§ **Direction**:
Would you repeat the listing exactly but omit every picture?

§ **Provided data**:
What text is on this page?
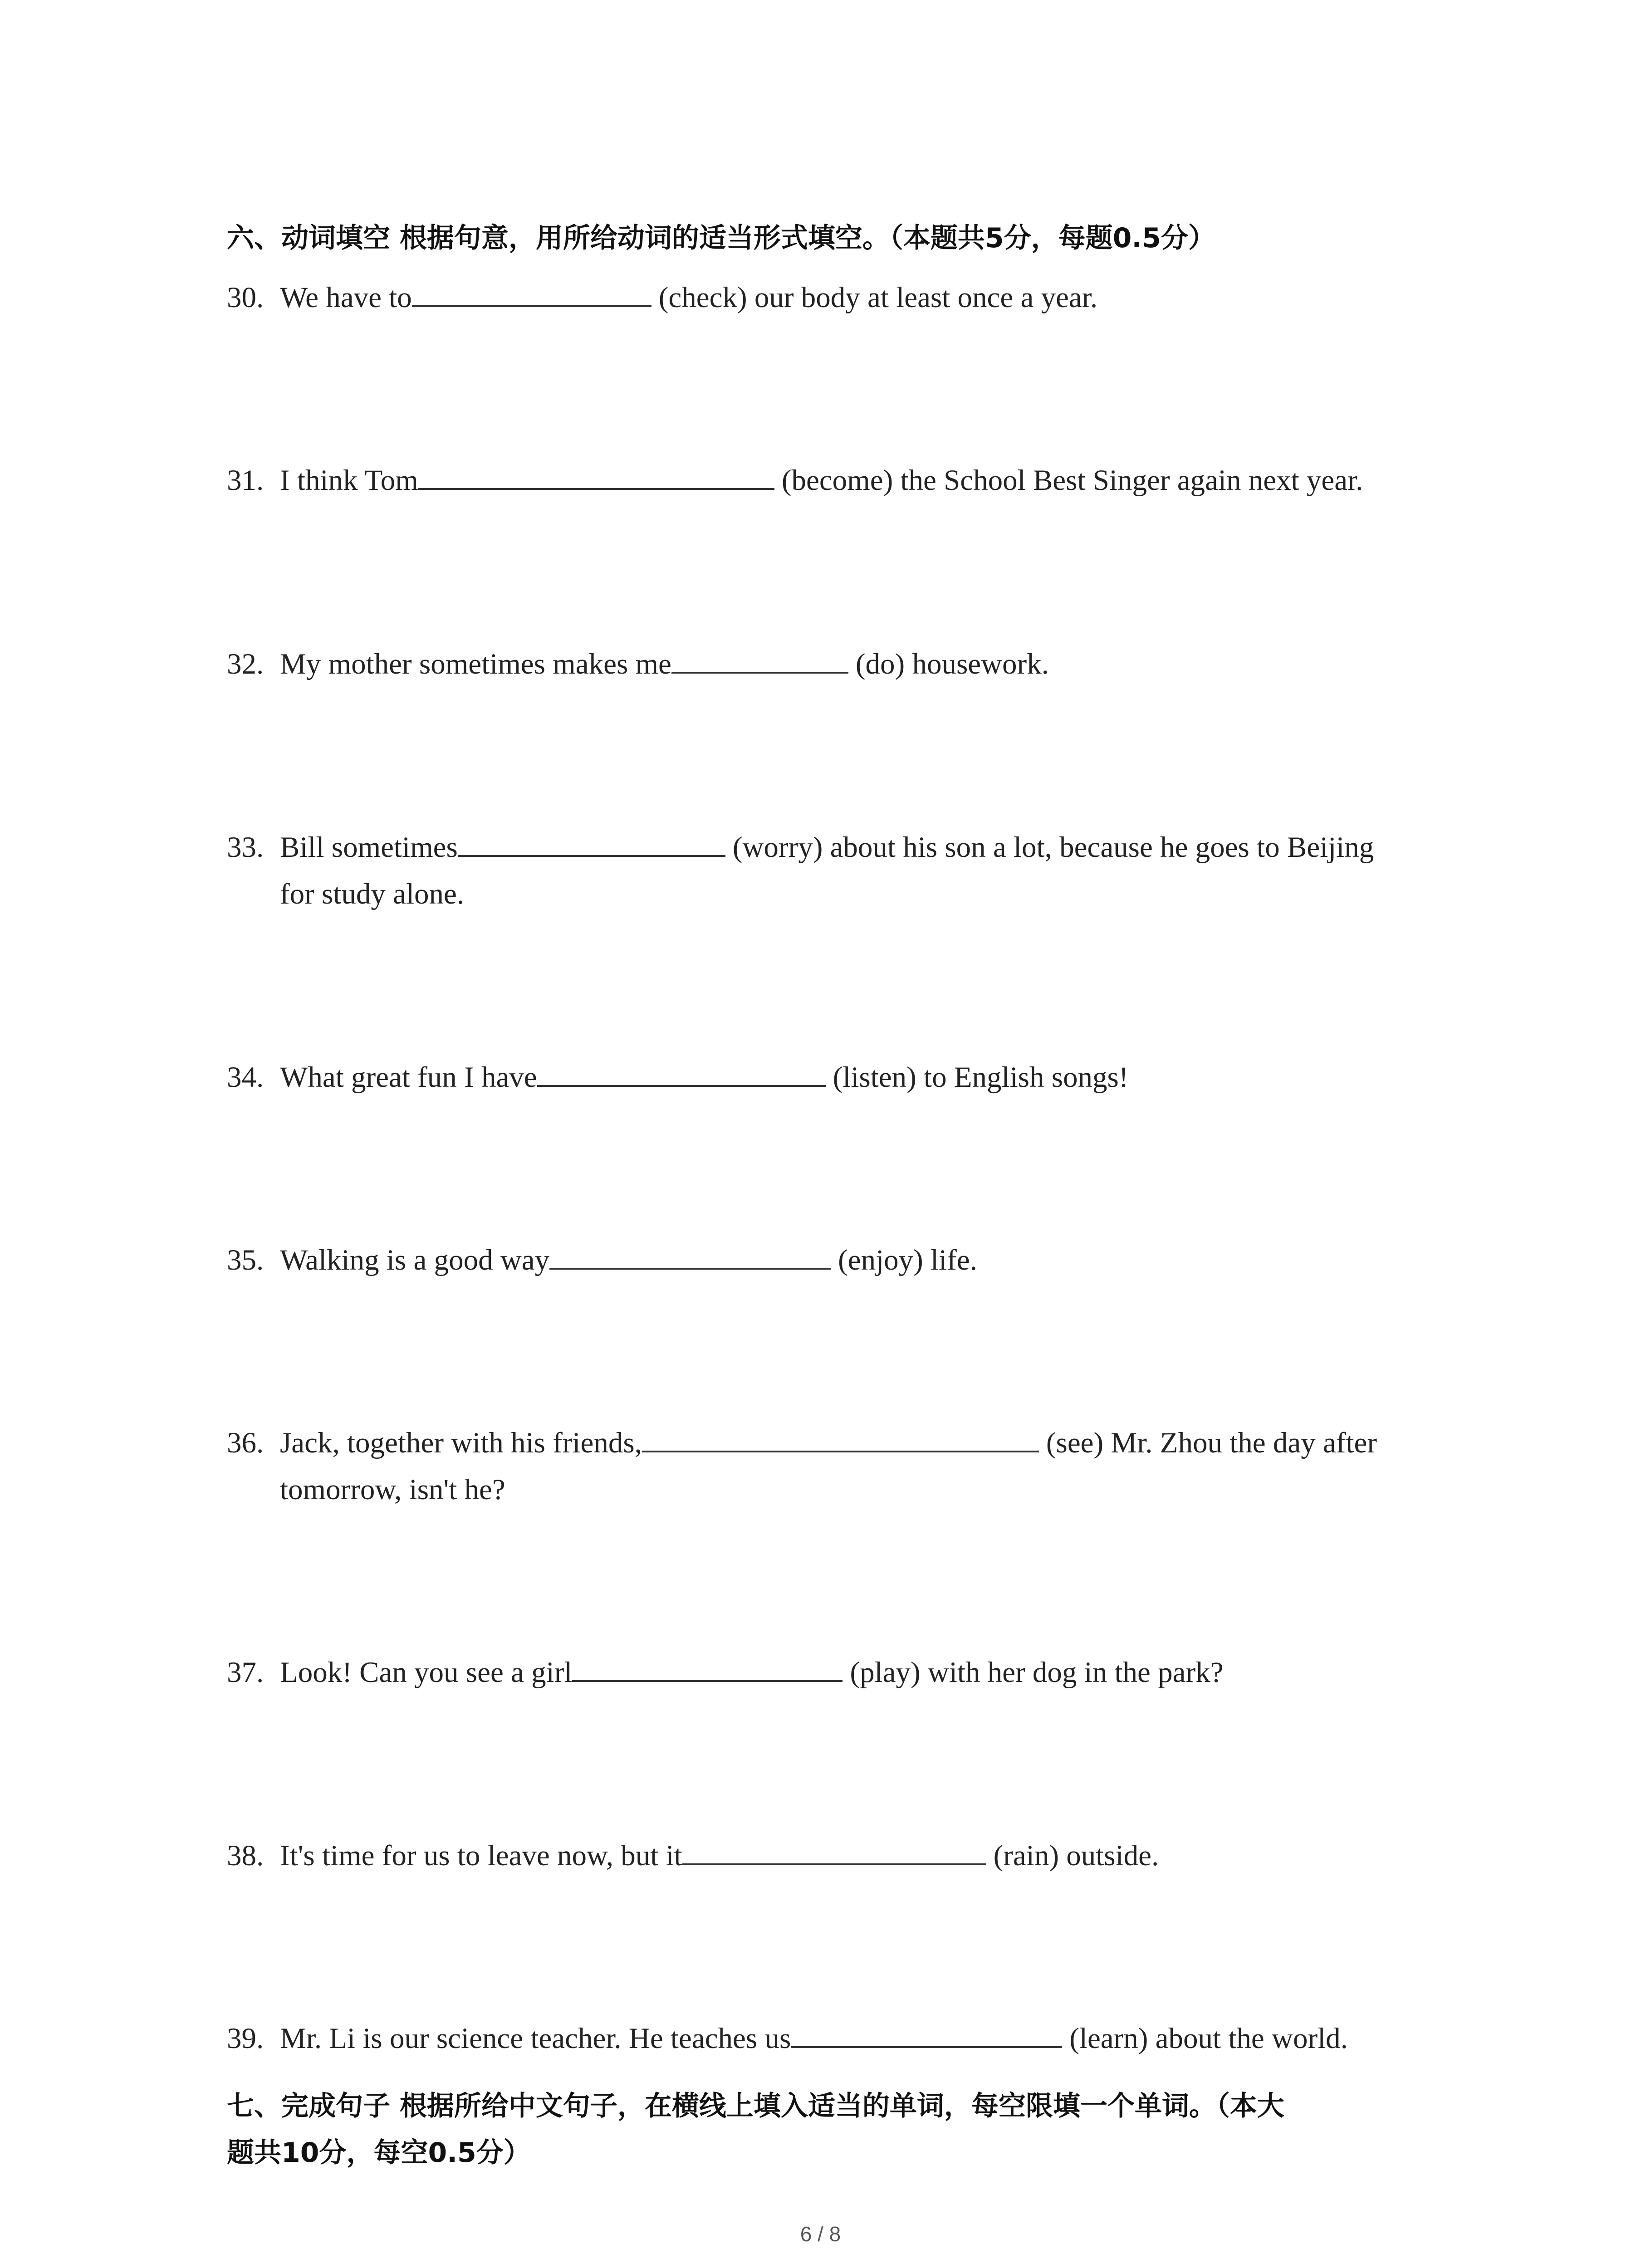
六、动词填空 根据句意，用所给动词的适当形式填空。（本题共5分，每题0.5分）
30. We have to	(check) our body at least once a year.
31. I think Tom	(become) the School Best Singer again next year.
32. My mother sometimes makes me	(do) housework.
33. Bill sometimes	(worry) about his son a lot, because he goes to Beijing
for study alone.
34. What great fun I have	(listen) to English songs!
35. Walking is a good way	(enjoy) life.
36. Jack, together with his friends,	(see) Mr. Zhou the day after
tomorrow, isn't he?
37. Look! Can you see a girl	(play) with her dog in the park?
38. It's time for us to leave now, but it	(rain) outside.
39. Mr. Li is our science teacher. He teaches us	(learn) about the world.
七、完成句子 根据所给中文句子，在横线上填入适当的单词，每空限填一个单词。（本大
题共10分，每空0.5分）
6 / 8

§ **Result for this task**:
What text is on this page?
六、动词填空 根据句意，用所给动词的适当形式填空。（本题共5分，每题0.5分）
30. We have to	(check) our body at least once a year.
31. I think Tom	(become) the School Best Singer again next year.
32. My mother sometimes makes me	(do) housework.
33. Bill sometimes	(worry) about his son a lot, because he goes to Beijing
for study alone.
34. What great fun I have	(listen) to English songs!
35. Walking is a good way	(enjoy) life.
36. Jack, together with his friends,	(see) Mr. Zhou the day after
tomorrow, isn't he?
37. Look! Can you see a girl	(play) with her dog in the park?
38. It's time for us to leave now, but it	(rain) outside.
39. Mr. Li is our science teacher. He teaches us	(learn) about the world.
七、完成句子 根据所给中文句子，在横线上填入适当的单词，每空限填一个单词。（本大
题共10分，每空0.5分）
6 / 8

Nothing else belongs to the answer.